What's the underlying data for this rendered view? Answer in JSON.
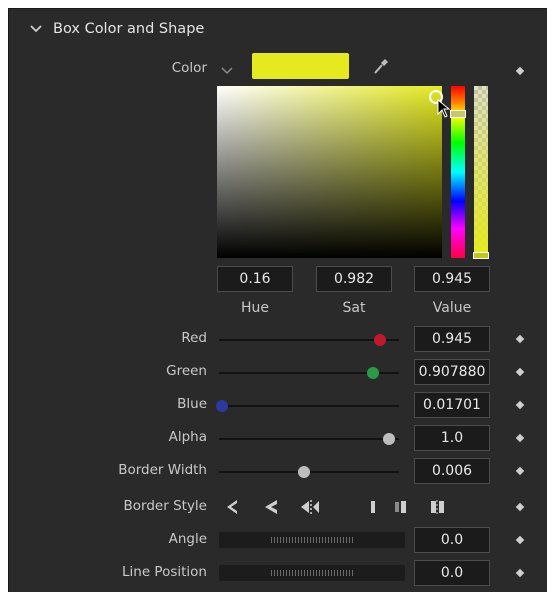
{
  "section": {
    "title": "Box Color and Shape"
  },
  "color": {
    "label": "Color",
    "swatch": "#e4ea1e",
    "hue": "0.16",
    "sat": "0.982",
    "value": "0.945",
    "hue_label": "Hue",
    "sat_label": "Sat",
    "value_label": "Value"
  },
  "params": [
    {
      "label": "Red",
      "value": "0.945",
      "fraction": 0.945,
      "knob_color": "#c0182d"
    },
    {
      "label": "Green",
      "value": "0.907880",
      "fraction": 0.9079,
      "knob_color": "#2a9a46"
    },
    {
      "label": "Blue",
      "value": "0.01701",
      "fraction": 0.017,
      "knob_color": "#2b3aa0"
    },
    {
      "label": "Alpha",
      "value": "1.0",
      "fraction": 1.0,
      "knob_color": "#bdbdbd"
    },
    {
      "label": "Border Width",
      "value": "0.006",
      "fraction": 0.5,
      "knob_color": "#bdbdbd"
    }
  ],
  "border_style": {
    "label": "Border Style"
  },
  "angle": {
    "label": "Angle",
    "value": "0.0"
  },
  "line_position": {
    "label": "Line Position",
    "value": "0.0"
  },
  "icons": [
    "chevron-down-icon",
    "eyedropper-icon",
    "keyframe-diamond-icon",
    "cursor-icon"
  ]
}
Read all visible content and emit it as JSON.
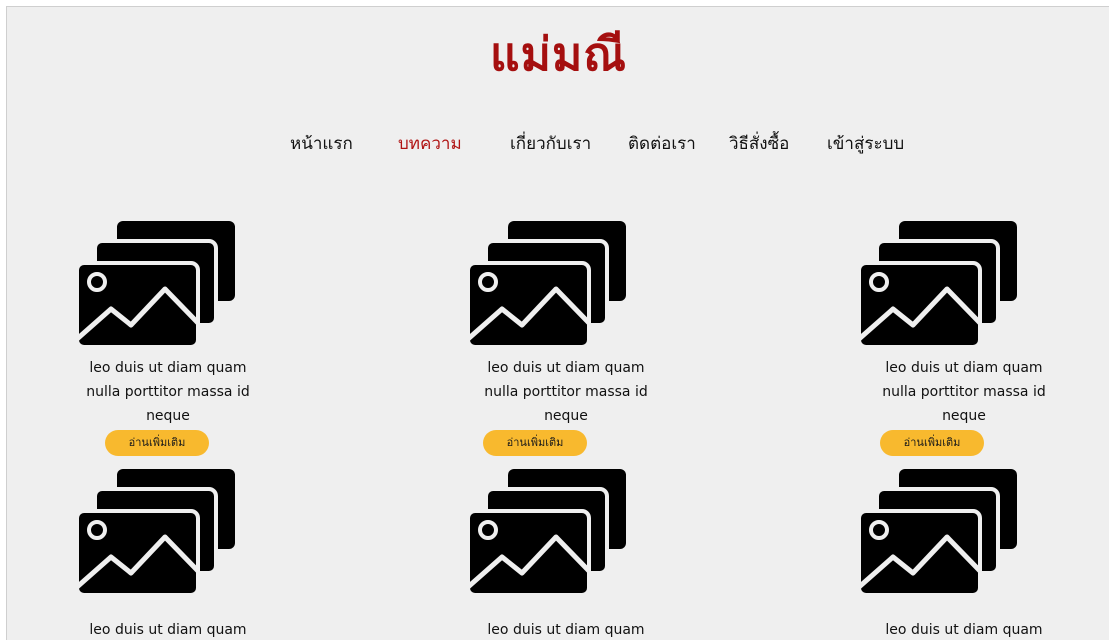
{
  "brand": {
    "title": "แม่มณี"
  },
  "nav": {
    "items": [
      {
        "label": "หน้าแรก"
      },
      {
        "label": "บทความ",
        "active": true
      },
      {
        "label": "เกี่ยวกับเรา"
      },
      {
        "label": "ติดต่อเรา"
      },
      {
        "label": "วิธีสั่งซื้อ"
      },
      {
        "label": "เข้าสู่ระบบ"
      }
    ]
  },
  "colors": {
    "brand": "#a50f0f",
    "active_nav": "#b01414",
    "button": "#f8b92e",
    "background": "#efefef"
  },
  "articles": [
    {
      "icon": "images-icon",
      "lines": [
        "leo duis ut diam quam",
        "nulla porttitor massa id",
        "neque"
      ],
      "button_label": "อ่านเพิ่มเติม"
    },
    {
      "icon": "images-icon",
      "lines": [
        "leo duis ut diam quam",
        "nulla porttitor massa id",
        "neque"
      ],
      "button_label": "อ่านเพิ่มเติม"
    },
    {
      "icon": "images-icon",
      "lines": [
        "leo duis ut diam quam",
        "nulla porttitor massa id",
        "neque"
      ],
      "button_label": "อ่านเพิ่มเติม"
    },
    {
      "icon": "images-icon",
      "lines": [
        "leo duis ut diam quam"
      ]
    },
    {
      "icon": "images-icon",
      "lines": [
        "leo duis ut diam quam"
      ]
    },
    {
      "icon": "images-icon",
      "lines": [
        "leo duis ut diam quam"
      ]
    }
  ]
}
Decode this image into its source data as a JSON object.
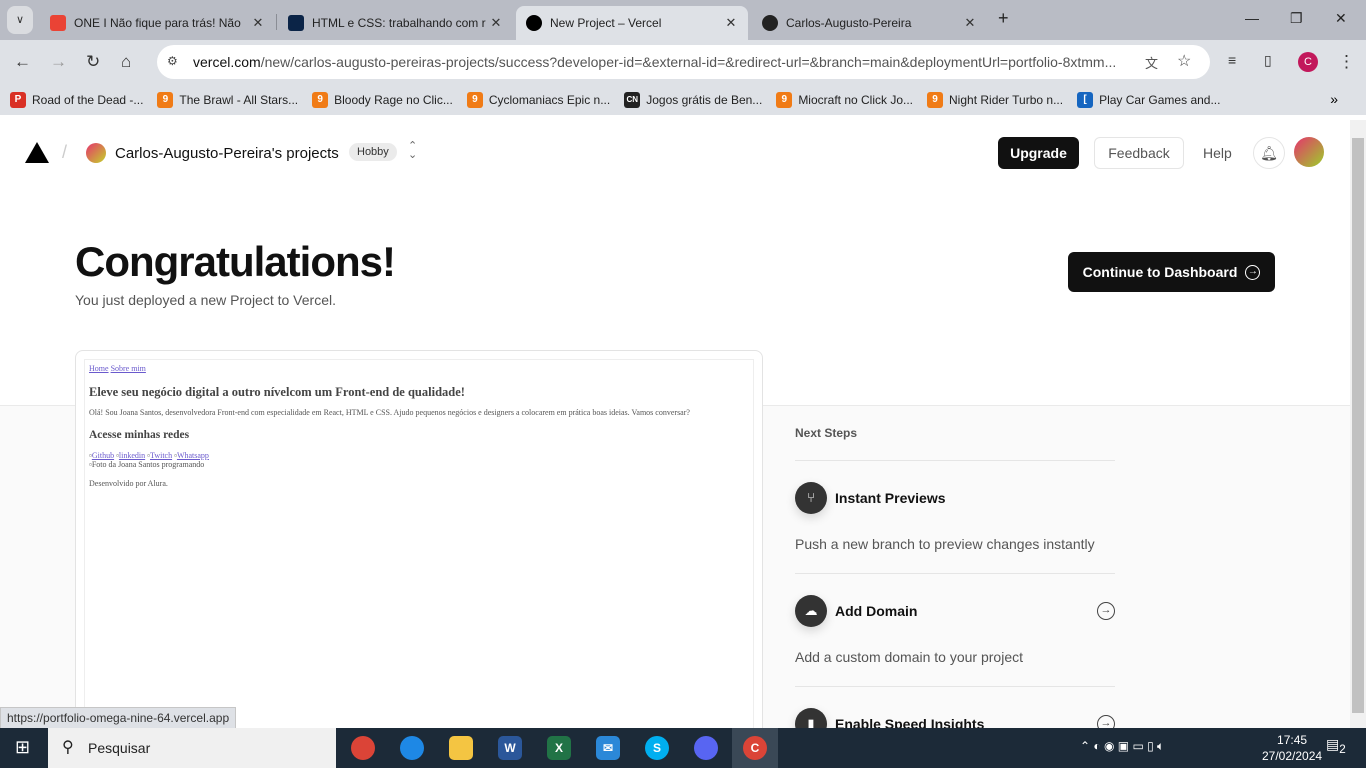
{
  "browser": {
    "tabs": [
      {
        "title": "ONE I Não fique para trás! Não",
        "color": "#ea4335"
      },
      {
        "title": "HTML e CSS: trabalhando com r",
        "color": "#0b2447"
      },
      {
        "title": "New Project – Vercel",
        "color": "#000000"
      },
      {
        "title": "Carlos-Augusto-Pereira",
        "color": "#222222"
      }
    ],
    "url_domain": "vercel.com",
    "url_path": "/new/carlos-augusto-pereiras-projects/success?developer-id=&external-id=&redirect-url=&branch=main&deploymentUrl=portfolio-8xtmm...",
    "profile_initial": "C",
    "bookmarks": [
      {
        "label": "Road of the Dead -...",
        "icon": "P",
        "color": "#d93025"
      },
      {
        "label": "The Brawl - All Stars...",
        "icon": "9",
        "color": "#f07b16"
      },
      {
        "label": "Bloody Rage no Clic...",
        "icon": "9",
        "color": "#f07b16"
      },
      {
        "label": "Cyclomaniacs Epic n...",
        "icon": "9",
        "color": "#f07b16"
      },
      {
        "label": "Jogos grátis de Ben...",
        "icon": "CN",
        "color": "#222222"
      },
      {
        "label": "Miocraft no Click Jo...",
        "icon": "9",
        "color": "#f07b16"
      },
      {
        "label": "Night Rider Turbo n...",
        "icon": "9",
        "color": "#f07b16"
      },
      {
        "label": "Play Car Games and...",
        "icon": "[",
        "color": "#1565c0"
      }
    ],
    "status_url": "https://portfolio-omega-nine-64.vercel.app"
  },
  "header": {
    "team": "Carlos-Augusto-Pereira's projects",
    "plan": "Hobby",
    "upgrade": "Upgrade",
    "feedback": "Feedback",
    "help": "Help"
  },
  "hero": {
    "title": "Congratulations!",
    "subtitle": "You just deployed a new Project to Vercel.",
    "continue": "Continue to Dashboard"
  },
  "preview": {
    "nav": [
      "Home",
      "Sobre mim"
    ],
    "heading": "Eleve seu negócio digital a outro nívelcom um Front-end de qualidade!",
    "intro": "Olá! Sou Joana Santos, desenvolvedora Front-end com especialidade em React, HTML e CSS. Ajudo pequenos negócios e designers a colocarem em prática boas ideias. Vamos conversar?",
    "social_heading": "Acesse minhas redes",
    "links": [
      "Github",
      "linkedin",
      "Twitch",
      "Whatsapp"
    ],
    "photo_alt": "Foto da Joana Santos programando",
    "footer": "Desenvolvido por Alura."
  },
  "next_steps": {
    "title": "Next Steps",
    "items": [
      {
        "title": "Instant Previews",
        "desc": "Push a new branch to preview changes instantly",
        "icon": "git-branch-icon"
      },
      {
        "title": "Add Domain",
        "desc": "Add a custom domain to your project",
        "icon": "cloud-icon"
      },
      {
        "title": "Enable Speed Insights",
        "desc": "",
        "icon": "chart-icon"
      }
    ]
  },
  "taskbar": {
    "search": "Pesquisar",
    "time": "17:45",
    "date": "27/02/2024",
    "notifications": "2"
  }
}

§ **Task requirements**: Leave out the pictures and transcribe the entries above exactly.

§ **The response**:
What's the underlying data for this rendered view? Answer in JSON.
{
  "section": {
    "title": "Box Color and Shape"
  },
  "color": {
    "label": "Color",
    "swatch": "#e4ea1e",
    "hue": "0.16",
    "sat": "0.982",
    "value": "0.945",
    "hue_label": "Hue",
    "sat_label": "Sat",
    "value_label": "Value"
  },
  "params": [
    {
      "label": "Red",
      "value": "0.945",
      "fraction": 0.945,
      "knob_color": "#c0182d"
    },
    {
      "label": "Green",
      "value": "0.907880",
      "fraction": 0.9079,
      "knob_color": "#2a9a46"
    },
    {
      "label": "Blue",
      "value": "0.01701",
      "fraction": 0.017,
      "knob_color": "#2b3aa0"
    },
    {
      "label": "Alpha",
      "value": "1.0",
      "fraction": 1.0,
      "knob_color": "#bdbdbd"
    },
    {
      "label": "Border Width",
      "value": "0.006",
      "fraction": 0.5,
      "knob_color": "#bdbdbd"
    }
  ],
  "border_style": {
    "label": "Border Style"
  },
  "angle": {
    "label": "Angle",
    "value": "0.0"
  },
  "line_position": {
    "label": "Line Position",
    "value": "0.0"
  },
  "icons": [
    "chevron-down-icon",
    "eyedropper-icon",
    "keyframe-diamond-icon",
    "cursor-icon"
  ]
}
Read all visible content and emit it as JSON.
{
  "brand": {
    "title": "แม่มณี"
  },
  "nav": {
    "items": [
      {
        "label": "หน้าแรก"
      },
      {
        "label": "บทความ",
        "active": true
      },
      {
        "label": "เกี่ยวกับเรา"
      },
      {
        "label": "ติดต่อเรา"
      },
      {
        "label": "วิธีสั่งซื้อ"
      },
      {
        "label": "เข้าสู่ระบบ"
      }
    ]
  },
  "colors": {
    "brand": "#a50f0f",
    "active_nav": "#b01414",
    "button": "#f8b92e",
    "background": "#efefef"
  },
  "articles": [
    {
      "icon": "images-icon",
      "lines": [
        "leo duis ut diam quam",
        "nulla porttitor massa id",
        "neque"
      ],
      "button_label": "อ่านเพิ่มเติม"
    },
    {
      "icon": "images-icon",
      "lines": [
        "leo duis ut diam quam",
        "nulla porttitor massa id",
        "neque"
      ],
      "button_label": "อ่านเพิ่มเติม"
    },
    {
      "icon": "images-icon",
      "lines": [
        "leo duis ut diam quam",
        "nulla porttitor massa id",
        "neque"
      ],
      "button_label": "อ่านเพิ่มเติม"
    },
    {
      "icon": "images-icon",
      "lines": [
        "leo duis ut diam quam"
      ]
    },
    {
      "icon": "images-icon",
      "lines": [
        "leo duis ut diam quam"
      ]
    },
    {
      "icon": "images-icon",
      "lines": [
        "leo duis ut diam quam"
      ]
    }
  ]
}
Decode this image into its source data as a JSON object.
{
  "browser": {
    "tabs": [
      {
        "title": "ONE I Não fique para trás! Não",
        "color": "#ea4335"
      },
      {
        "title": "HTML e CSS: trabalhando com r",
        "color": "#0b2447"
      },
      {
        "title": "New Project – Vercel",
        "color": "#000000"
      },
      {
        "title": "Carlos-Augusto-Pereira",
        "color": "#222222"
      }
    ],
    "url_domain": "vercel.com",
    "url_path": "/new/carlos-augusto-pereiras-projects/success?developer-id=&external-id=&redirect-url=&branch=main&deploymentUrl=portfolio-8xtmm...",
    "profile_initial": "C",
    "bookmarks": [
      {
        "label": "Road of the Dead -...",
        "icon": "P",
        "color": "#d93025"
      },
      {
        "label": "The Brawl - All Stars...",
        "icon": "9",
        "color": "#f07b16"
      },
      {
        "label": "Bloody Rage no Clic...",
        "icon": "9",
        "color": "#f07b16"
      },
      {
        "label": "Cyclomaniacs Epic n...",
        "icon": "9",
        "color": "#f07b16"
      },
      {
        "label": "Jogos grátis de Ben...",
        "icon": "CN",
        "color": "#222222"
      },
      {
        "label": "Miocraft no Click Jo...",
        "icon": "9",
        "color": "#f07b16"
      },
      {
        "label": "Night Rider Turbo n...",
        "icon": "9",
        "color": "#f07b16"
      },
      {
        "label": "Play Car Games and...",
        "icon": "[",
        "color": "#1565c0"
      }
    ],
    "status_url": "https://portfolio-omega-nine-64.vercel.app"
  },
  "header": {
    "team": "Carlos-Augusto-Pereira's projects",
    "plan": "Hobby",
    "upgrade": "Upgrade",
    "feedback": "Feedback",
    "help": "Help"
  },
  "hero": {
    "title": "Congratulations!",
    "subtitle": "You just deployed a new Project to Vercel.",
    "continue": "Continue to Dashboard"
  },
  "preview": {
    "nav": [
      "Home",
      "Sobre mim"
    ],
    "heading": "Eleve seu negócio digital a outro nívelcom um Front-end de qualidade!",
    "intro": "Olá! Sou Joana Santos, desenvolvedora Front-end com especialidade em React, HTML e CSS. Ajudo pequenos negócios e designers a colocarem em prática boas ideias. Vamos conversar?",
    "social_heading": "Acesse minhas redes",
    "links": [
      "Github",
      "linkedin",
      "Twitch",
      "Whatsapp"
    ],
    "photo_alt": "Foto da Joana Santos programando",
    "footer": "Desenvolvido por Alura."
  },
  "next_steps": {
    "title": "Next Steps",
    "items": [
      {
        "title": "Instant Previews",
        "desc": "Push a new branch to preview changes instantly",
        "icon": "git-branch-icon"
      },
      {
        "title": "Add Domain",
        "desc": "Add a custom domain to your project",
        "icon": "cloud-icon"
      },
      {
        "title": "Enable Speed Insights",
        "desc": "",
        "icon": "chart-icon"
      }
    ]
  },
  "taskbar": {
    "search": "Pesquisar",
    "time": "17:45",
    "date": "27/02/2024",
    "notifications": "2"
  }
}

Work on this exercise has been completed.